GIVEN REQUEST —
Render every entry verbatim.

Dataset records
::::::

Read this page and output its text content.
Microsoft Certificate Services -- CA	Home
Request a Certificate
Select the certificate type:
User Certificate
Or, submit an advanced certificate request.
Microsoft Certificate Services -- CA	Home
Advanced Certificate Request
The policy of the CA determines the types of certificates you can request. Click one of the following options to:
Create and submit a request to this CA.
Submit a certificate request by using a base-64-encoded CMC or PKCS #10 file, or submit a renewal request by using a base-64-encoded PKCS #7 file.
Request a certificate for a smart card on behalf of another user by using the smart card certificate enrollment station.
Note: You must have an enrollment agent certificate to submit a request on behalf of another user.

::::::

ANSWER TO THIS PROBLEM —
Read this page and output its text content.
Microsoft Certificate Services -- CA	Home
Request a Certificate
Select the certificate type:
User Certificate
Or, submit an advanced certificate request.
Microsoft Certificate Services -- CA	Home
Advanced Certificate Request
The policy of the CA determines the types of certificates you can request. Click one of the following options to:
Create and submit a request to this CA.
Submit a certificate request by using a base-64-encoded CMC or PKCS #10 file, or submit a renewal request by using a base-64-encoded PKCS #7 file.
Request a certificate for a smart card on behalf of another user by using the smart card certificate enrollment station.
Note: You must have an enrollment agent certificate to submit a request on behalf of another user.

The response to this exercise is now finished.